WORK INSTRUCTIONS
Find out how many lines of the material contain the string "Soon" and give only that figure.

PROVIDED RECORDS
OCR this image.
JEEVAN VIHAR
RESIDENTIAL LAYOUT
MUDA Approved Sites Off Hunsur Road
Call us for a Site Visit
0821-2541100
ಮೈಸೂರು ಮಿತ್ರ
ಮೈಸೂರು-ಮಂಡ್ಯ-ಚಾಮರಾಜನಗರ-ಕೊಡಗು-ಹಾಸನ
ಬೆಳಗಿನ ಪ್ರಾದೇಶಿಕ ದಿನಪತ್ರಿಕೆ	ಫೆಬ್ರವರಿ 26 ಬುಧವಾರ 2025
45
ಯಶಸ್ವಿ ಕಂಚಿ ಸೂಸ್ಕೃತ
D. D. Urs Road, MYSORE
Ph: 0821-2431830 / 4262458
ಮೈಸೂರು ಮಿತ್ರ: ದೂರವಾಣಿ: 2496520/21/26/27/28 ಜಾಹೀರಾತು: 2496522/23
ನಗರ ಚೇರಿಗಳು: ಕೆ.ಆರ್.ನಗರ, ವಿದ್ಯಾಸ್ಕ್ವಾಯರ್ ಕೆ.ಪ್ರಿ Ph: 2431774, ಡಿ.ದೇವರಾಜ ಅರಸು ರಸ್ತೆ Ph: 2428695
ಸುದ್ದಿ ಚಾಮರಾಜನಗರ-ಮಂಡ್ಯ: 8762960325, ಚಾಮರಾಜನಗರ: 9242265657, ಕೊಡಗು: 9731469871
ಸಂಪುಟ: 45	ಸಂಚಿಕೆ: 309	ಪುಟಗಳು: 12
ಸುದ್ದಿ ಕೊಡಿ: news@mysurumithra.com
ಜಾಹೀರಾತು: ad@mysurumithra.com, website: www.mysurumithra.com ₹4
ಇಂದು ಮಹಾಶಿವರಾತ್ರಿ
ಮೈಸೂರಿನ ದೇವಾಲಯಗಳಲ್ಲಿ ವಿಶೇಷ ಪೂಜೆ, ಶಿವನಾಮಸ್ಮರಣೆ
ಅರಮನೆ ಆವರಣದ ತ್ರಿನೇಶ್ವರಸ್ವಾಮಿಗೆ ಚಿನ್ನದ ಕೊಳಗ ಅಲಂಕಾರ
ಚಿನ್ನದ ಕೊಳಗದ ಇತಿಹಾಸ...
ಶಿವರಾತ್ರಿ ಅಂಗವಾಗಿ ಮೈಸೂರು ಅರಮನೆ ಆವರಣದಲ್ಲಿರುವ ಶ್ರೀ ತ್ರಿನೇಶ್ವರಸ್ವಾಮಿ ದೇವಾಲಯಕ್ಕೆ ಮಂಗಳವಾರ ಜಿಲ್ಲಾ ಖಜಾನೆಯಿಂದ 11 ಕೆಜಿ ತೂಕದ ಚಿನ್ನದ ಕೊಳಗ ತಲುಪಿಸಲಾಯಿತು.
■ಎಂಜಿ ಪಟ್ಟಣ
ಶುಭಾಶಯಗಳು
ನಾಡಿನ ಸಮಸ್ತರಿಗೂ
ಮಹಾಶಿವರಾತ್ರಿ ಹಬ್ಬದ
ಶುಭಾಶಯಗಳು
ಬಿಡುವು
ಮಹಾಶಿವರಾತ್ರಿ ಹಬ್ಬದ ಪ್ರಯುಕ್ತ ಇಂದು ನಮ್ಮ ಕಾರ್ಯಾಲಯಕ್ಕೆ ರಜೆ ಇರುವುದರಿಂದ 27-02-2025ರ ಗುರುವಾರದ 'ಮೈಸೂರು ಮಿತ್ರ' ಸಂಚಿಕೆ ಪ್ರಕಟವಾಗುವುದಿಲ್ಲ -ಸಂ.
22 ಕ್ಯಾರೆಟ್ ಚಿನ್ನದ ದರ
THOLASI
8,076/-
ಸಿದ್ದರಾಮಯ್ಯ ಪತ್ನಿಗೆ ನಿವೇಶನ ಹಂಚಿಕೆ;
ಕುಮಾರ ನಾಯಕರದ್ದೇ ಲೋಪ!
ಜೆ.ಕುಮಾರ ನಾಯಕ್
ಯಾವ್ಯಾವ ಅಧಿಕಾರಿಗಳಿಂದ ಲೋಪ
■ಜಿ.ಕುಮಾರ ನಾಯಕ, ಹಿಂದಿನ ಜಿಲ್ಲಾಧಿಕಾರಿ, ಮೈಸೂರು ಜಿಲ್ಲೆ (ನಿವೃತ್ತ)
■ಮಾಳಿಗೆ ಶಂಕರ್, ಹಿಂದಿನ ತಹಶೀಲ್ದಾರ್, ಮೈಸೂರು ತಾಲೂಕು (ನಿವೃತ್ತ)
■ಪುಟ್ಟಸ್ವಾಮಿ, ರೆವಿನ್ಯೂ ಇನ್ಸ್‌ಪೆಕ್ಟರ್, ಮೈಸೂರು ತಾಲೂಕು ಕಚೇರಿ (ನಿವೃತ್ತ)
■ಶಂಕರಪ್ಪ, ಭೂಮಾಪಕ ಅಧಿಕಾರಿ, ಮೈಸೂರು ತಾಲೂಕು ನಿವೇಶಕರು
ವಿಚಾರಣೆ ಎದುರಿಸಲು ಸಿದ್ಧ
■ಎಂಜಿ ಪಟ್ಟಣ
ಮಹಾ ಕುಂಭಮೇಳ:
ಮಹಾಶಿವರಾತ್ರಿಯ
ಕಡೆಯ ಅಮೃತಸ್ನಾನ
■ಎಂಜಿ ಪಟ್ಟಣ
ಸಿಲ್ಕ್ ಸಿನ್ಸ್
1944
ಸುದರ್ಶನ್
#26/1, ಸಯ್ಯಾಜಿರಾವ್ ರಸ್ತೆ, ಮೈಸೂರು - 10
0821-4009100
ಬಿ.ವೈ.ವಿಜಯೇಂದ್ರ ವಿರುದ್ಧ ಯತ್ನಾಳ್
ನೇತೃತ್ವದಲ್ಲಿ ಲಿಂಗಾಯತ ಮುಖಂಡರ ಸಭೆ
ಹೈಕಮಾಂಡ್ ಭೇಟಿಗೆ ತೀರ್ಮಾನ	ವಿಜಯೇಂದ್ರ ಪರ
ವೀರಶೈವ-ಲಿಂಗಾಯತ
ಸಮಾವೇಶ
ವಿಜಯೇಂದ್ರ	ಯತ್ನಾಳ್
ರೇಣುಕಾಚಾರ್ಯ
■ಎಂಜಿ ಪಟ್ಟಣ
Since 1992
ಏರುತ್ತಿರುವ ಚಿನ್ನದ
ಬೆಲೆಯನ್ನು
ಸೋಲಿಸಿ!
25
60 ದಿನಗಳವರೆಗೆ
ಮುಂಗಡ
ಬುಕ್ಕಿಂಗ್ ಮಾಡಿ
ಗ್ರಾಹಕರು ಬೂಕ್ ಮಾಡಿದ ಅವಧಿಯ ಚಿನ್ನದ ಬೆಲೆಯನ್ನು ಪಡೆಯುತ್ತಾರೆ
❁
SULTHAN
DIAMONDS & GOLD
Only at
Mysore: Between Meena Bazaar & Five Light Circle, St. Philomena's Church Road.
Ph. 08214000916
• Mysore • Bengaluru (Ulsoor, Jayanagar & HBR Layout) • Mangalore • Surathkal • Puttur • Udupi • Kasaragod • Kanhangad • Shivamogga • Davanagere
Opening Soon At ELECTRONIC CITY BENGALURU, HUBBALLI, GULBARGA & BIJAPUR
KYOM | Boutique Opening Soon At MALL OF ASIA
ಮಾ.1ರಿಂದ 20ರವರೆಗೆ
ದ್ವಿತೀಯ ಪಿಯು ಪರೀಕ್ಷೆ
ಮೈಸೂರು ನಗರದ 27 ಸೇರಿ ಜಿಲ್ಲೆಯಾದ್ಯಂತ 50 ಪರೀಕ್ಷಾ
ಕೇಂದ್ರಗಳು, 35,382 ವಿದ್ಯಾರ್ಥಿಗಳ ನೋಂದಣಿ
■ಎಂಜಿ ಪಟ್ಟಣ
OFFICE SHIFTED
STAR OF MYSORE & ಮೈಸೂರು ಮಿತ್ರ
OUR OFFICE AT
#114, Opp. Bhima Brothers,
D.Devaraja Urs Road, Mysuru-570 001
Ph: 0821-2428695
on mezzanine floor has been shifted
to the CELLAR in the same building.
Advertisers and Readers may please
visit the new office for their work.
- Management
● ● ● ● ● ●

TASK OUTPUT
2